Task details: Single out the lines that include the word "Give". Copy them.

Exercise materials:
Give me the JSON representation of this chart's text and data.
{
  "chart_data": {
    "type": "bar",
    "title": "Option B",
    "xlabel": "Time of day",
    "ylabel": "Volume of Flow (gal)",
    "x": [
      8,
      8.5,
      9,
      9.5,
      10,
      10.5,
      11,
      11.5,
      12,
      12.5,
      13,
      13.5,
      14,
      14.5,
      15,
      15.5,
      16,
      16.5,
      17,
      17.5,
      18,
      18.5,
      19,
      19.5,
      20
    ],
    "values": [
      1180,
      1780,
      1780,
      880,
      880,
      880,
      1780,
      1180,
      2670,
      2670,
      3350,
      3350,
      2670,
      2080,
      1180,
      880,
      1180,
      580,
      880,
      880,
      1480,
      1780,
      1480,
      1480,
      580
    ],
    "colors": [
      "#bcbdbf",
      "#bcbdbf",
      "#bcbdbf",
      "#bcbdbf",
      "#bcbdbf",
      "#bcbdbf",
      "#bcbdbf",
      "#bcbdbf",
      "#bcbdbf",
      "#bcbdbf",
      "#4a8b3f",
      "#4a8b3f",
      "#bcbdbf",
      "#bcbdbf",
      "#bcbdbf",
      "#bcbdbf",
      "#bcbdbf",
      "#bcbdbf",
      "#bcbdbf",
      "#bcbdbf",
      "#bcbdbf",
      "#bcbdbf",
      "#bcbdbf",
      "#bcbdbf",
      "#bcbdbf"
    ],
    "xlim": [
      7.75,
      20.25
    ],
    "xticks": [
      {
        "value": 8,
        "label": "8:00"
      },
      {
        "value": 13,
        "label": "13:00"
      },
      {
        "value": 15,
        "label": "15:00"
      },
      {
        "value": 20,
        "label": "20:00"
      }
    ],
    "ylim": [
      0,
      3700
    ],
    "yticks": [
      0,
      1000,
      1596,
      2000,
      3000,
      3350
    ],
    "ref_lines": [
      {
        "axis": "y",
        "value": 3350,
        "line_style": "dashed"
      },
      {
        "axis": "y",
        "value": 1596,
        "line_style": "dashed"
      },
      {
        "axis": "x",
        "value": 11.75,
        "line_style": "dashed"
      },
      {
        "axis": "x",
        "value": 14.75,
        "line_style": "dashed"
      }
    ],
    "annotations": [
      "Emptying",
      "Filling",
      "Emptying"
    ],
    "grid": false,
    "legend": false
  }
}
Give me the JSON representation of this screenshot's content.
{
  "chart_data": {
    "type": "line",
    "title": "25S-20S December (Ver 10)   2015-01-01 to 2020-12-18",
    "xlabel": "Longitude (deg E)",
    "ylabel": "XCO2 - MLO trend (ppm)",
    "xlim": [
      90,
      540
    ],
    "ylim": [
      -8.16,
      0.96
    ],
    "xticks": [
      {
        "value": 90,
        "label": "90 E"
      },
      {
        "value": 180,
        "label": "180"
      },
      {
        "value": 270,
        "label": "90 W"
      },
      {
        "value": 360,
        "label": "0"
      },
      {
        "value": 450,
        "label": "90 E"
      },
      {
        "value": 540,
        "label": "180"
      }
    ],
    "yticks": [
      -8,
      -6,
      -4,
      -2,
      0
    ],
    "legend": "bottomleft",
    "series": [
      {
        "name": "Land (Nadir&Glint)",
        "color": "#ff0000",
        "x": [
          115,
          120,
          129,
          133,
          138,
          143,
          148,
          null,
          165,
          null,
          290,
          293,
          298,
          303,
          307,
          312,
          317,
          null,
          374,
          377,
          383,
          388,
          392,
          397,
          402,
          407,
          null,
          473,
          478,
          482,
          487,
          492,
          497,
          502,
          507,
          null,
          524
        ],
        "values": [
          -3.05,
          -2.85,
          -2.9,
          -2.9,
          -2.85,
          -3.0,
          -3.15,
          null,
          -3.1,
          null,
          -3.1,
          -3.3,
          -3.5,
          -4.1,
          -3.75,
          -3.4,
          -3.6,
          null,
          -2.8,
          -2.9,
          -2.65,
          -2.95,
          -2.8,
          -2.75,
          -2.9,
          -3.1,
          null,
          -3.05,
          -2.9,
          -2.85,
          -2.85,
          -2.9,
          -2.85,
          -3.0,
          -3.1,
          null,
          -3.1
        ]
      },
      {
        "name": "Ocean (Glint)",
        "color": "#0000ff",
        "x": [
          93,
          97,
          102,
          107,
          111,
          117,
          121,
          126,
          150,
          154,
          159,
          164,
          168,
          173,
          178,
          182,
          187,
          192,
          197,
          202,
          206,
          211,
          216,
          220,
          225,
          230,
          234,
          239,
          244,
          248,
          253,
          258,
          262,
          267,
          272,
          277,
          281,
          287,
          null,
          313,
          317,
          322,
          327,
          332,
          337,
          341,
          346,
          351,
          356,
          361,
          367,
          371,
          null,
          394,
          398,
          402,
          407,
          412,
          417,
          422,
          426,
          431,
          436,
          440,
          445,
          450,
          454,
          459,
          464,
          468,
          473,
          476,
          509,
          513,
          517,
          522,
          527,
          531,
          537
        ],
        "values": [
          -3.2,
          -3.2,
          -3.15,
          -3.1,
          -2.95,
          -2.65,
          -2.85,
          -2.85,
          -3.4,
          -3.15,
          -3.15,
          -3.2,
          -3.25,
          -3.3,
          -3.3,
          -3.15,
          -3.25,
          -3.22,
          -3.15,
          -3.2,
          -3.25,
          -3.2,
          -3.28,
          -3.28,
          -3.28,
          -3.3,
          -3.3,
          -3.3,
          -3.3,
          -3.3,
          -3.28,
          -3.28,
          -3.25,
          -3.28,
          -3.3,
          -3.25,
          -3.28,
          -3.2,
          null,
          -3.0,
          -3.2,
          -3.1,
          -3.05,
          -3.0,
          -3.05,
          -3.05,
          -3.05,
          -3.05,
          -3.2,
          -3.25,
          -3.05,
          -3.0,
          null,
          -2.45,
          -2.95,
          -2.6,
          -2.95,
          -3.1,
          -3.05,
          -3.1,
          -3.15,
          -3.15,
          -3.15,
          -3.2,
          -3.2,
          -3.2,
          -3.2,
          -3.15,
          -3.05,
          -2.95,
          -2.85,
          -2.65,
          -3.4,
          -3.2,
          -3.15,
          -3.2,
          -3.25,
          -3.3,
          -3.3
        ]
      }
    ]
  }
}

Finished answer:
Give me the JSON representation of this chart's text and data.
Give me the JSON representation of this screenshot's content.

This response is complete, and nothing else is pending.